EXERCISE = Reproduce the entries word for word, and omit any picture you find in them.

EXTRACTED ENTRIES =
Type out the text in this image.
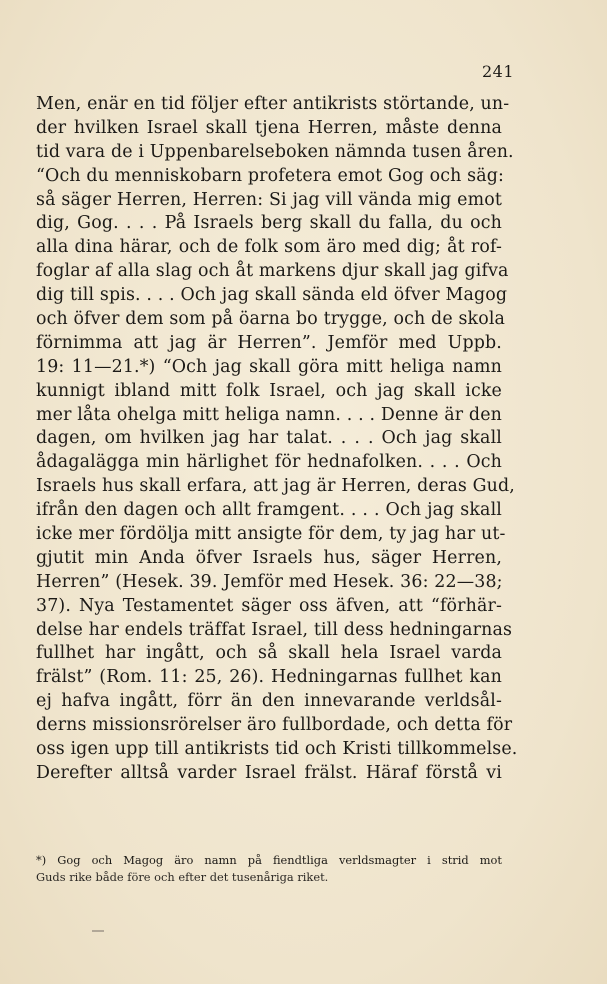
241
Men, enär en tid följer efter antikrists störtande, un-
der hvilken Israel skall tjena Herren, måste denna
tid vara de i Uppenbarelseboken nämnda tusen åren.
“Och du menniskobarn profetera emot Gog och säg:
så säger Herren, Herren: Si jag vill vända mig emot
dig, Gog. . . . På Israels berg skall du falla, du och
alla dina härar, och de folk som äro med dig; åt rof-
foglar af alla slag och åt markens djur skall jag gifva
dig till spis. . . . Och jag skall sända eld öfver Magog
och öfver dem som på öarna bo trygge, och de skola
förnimma att jag är Herren”. Jemför med Uppb.
19: 11—21.*) “Och jag skall göra mitt heliga namn
kunnigt ibland mitt folk Israel, och jag skall icke
mer låta ohelga mitt heliga namn. . . . Denne är den
dagen, om hvilken jag har talat. . . . Och jag skall
ådagalägga min härlighet för hednafolken. . . . Och
Israels hus skall erfara, att jag är Herren, deras Gud,
ifrån den dagen och allt framgent. . . . Och jag skall
icke mer fördölja mitt ansigte för dem, ty jag har ut-
gjutit min Anda öfver Israels hus, säger Herren,
Herren” (Hesek. 39. Jemför med Hesek. 36: 22—38;
37). Nya Testamentet säger oss äfven, att “förhär-
delse har endels träffat Israel, till dess hedningarnas
fullhet har ingått, och så skall hela Israel varda
frälst” (Rom. 11: 25, 26). Hedningarnas fullhet kan
ej hafva ingått, förr än den innevarande verldsål-
derns missionsrörelser äro fullbordade, och detta för
oss igen upp till antikrists tid och Kristi tillkommelse.
Derefter alltså varder Israel frälst. Häraf förstå vi
*) Gog och Magog äro namn på fiendtliga verldsmagter i strid mot
Guds rike både före och efter det tusenåriga riket.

THE SOLUTION =
Type out the text in this image.
241
Men, enär en tid följer efter antikrists störtande, un-
der hvilken Israel skall tjena Herren, måste denna
tid vara de i Uppenbarelseboken nämnda tusen åren.
“Och du menniskobarn profetera emot Gog och säg:
så säger Herren, Herren: Si jag vill vända mig emot
dig, Gog. . . . På Israels berg skall du falla, du och
alla dina härar, och de folk som äro med dig; åt rof-
foglar af alla slag och åt markens djur skall jag gifva
dig till spis. . . . Och jag skall sända eld öfver Magog
och öfver dem som på öarna bo trygge, och de skola
förnimma att jag är Herren”. Jemför med Uppb.
19: 11—21.*) “Och jag skall göra mitt heliga namn
kunnigt ibland mitt folk Israel, och jag skall icke
mer låta ohelga mitt heliga namn. . . . Denne är den
dagen, om hvilken jag har talat. . . . Och jag skall
ådagalägga min härlighet för hednafolken. . . . Och
Israels hus skall erfara, att jag är Herren, deras Gud,
ifrån den dagen och allt framgent. . . . Och jag skall
icke mer fördölja mitt ansigte för dem, ty jag har ut-
gjutit min Anda öfver Israels hus, säger Herren,
Herren” (Hesek. 39. Jemför med Hesek. 36: 22—38;
37). Nya Testamentet säger oss äfven, att “förhär-
delse har endels träffat Israel, till dess hedningarnas
fullhet har ingått, och så skall hela Israel varda
frälst” (Rom. 11: 25, 26). Hedningarnas fullhet kan
ej hafva ingått, förr än den innevarande verldsål-
derns missionsrörelser äro fullbordade, och detta för
oss igen upp till antikrists tid och Kristi tillkommelse.
Derefter alltså varder Israel frälst. Häraf förstå vi
*) Gog och Magog äro namn på fiendtliga verldsmagter i strid mot
Guds rike både före och efter det tusenåriga riket.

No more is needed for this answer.